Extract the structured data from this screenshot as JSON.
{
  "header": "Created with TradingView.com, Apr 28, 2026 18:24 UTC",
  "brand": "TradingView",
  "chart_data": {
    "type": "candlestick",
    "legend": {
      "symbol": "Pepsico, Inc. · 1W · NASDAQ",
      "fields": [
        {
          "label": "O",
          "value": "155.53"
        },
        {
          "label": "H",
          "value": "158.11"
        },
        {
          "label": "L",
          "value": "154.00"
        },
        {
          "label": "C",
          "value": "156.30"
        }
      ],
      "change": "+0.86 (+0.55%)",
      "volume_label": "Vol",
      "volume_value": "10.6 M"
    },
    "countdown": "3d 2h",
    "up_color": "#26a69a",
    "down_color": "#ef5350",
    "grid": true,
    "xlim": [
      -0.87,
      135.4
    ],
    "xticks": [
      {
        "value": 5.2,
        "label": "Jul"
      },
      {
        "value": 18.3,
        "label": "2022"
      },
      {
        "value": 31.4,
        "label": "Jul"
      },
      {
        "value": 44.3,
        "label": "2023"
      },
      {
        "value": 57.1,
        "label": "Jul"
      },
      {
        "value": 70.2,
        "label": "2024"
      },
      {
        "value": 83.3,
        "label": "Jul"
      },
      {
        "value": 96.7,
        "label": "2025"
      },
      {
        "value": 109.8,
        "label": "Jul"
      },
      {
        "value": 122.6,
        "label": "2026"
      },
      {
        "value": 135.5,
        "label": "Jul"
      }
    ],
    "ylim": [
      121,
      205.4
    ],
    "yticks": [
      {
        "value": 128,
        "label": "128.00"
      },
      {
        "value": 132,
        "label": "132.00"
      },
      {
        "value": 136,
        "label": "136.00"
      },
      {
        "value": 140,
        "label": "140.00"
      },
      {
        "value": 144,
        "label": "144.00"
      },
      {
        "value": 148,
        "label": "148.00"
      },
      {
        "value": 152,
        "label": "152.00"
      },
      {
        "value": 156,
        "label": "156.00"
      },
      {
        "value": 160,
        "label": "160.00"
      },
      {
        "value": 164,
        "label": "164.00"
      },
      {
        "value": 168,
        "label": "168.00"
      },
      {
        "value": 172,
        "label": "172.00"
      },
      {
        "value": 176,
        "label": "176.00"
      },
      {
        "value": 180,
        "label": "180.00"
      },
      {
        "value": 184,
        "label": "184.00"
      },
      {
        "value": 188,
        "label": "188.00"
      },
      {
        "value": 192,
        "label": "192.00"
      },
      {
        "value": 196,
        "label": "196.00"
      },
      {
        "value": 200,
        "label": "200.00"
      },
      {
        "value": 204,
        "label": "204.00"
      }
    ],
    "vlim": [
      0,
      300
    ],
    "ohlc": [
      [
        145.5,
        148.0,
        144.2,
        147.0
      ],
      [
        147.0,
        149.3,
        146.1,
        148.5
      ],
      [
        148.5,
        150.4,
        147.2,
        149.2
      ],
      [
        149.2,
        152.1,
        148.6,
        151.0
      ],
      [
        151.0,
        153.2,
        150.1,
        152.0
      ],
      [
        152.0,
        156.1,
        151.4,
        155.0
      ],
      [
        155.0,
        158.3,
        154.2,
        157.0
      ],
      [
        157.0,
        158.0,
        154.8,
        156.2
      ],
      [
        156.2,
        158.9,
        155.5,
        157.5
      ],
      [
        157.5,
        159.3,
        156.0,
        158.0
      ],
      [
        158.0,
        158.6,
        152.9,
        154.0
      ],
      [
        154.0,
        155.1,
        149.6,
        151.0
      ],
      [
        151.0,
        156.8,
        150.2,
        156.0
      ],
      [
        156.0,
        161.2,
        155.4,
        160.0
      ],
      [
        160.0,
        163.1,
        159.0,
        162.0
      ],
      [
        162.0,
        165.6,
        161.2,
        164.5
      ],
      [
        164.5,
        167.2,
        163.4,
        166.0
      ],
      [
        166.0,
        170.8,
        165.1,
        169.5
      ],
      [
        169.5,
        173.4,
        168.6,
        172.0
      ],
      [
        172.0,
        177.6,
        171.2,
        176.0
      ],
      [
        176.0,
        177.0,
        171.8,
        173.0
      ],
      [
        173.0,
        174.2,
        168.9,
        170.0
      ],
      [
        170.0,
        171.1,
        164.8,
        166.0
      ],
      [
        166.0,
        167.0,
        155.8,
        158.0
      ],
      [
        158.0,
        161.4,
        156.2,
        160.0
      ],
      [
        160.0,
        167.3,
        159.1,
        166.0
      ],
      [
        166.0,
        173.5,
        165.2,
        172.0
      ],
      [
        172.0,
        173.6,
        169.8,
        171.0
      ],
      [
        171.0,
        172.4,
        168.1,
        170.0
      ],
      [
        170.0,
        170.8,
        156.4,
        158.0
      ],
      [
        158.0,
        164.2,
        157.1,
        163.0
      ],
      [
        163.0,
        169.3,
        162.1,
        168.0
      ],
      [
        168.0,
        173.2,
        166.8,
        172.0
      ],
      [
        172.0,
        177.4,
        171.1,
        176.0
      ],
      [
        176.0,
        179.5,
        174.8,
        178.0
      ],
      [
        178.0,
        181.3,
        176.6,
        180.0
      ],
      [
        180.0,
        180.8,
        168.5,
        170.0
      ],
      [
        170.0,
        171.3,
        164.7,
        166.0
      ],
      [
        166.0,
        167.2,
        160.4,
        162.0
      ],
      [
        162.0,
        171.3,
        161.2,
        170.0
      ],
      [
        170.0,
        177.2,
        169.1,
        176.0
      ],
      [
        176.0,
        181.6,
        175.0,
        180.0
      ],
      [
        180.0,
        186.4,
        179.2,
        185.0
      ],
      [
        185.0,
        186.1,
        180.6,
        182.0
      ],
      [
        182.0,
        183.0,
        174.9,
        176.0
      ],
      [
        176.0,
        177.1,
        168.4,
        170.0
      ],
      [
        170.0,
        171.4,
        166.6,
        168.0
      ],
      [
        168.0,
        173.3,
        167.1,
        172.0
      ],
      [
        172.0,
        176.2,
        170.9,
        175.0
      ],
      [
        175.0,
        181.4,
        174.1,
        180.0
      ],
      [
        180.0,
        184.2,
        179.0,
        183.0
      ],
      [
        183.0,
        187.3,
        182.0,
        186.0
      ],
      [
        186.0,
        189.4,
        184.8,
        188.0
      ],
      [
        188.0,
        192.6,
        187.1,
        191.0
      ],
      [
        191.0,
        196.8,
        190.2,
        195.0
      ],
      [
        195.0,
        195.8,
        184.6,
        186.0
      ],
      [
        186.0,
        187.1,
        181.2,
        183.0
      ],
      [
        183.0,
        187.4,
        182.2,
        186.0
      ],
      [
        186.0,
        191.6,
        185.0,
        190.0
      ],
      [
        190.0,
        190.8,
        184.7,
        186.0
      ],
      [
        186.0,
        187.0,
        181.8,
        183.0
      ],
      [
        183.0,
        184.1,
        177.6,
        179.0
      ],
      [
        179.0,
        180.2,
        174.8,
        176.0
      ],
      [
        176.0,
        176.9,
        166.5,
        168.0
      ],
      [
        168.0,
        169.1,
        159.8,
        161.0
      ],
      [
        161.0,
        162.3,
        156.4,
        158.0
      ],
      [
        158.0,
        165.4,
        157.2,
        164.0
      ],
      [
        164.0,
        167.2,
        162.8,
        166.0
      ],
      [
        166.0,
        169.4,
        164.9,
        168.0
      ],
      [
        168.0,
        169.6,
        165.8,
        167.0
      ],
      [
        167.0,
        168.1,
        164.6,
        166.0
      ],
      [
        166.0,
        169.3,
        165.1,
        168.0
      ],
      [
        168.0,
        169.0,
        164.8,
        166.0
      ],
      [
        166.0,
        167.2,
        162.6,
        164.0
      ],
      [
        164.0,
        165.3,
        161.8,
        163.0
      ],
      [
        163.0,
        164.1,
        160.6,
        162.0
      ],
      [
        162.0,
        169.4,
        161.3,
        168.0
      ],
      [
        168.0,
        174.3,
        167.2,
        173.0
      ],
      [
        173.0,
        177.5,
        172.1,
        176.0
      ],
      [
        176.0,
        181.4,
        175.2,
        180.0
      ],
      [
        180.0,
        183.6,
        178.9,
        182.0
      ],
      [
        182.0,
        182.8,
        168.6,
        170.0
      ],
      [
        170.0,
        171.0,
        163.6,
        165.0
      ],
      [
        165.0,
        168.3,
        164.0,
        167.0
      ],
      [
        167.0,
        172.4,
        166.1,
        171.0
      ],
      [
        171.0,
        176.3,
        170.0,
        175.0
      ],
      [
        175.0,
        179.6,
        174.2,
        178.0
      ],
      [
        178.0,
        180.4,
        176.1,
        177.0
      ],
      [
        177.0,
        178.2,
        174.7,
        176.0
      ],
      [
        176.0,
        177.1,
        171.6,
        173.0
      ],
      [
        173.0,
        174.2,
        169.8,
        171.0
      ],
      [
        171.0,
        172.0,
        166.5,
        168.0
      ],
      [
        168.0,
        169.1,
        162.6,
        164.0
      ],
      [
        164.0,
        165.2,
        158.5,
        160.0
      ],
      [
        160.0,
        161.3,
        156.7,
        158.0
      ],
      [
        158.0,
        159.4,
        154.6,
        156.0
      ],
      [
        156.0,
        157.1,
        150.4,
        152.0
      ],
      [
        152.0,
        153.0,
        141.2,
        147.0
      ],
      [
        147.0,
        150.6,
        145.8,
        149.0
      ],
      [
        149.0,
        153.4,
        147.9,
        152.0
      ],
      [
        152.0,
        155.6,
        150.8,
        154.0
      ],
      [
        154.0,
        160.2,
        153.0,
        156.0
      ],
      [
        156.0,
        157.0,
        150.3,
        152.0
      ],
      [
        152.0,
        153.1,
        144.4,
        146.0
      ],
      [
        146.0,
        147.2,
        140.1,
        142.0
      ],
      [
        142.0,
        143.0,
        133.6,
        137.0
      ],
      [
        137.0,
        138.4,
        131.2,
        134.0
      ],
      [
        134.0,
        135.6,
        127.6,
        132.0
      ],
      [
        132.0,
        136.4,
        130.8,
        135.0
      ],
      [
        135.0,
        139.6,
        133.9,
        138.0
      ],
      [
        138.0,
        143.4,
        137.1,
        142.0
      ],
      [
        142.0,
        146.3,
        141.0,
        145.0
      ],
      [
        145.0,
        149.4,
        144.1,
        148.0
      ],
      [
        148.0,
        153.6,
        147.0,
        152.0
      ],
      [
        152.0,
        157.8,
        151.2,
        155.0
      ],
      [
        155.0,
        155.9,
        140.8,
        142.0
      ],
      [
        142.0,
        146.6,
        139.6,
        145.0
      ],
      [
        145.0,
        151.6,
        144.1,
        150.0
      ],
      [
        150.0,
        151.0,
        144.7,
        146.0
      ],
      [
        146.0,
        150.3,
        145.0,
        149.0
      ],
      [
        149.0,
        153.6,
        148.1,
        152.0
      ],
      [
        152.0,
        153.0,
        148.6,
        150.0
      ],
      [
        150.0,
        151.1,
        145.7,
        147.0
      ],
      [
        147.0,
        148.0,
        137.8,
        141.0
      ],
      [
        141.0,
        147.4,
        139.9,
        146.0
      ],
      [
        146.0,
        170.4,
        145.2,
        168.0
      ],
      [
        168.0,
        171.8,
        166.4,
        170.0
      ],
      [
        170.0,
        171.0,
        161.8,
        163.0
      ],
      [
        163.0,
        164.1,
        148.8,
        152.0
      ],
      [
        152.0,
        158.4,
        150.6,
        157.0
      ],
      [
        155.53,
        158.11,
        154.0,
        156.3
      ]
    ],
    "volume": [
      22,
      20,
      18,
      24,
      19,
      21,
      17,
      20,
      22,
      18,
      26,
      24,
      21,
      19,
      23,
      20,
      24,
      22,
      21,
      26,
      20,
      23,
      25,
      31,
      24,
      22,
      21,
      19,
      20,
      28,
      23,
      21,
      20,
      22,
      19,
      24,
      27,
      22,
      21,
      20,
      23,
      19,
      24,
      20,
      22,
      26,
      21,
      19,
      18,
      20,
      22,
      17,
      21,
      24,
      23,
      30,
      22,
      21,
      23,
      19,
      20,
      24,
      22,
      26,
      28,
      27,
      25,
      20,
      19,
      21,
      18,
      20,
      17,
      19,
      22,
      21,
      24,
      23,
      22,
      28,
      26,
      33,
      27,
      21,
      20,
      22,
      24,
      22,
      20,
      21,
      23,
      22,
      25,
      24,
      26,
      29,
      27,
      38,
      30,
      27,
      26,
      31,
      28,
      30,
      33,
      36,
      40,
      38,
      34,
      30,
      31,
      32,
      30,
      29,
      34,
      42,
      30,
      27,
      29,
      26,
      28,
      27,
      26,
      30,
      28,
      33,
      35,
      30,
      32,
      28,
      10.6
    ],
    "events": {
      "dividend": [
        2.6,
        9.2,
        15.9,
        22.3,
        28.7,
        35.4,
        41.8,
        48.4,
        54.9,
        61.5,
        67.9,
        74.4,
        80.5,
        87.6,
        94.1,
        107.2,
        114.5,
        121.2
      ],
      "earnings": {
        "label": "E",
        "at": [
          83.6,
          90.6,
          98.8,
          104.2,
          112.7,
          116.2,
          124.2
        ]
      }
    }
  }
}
--------
◆ Task prompt ◆
State how many lines include the string "TradingView", and nothing more.

◆ Problem solution ◆
2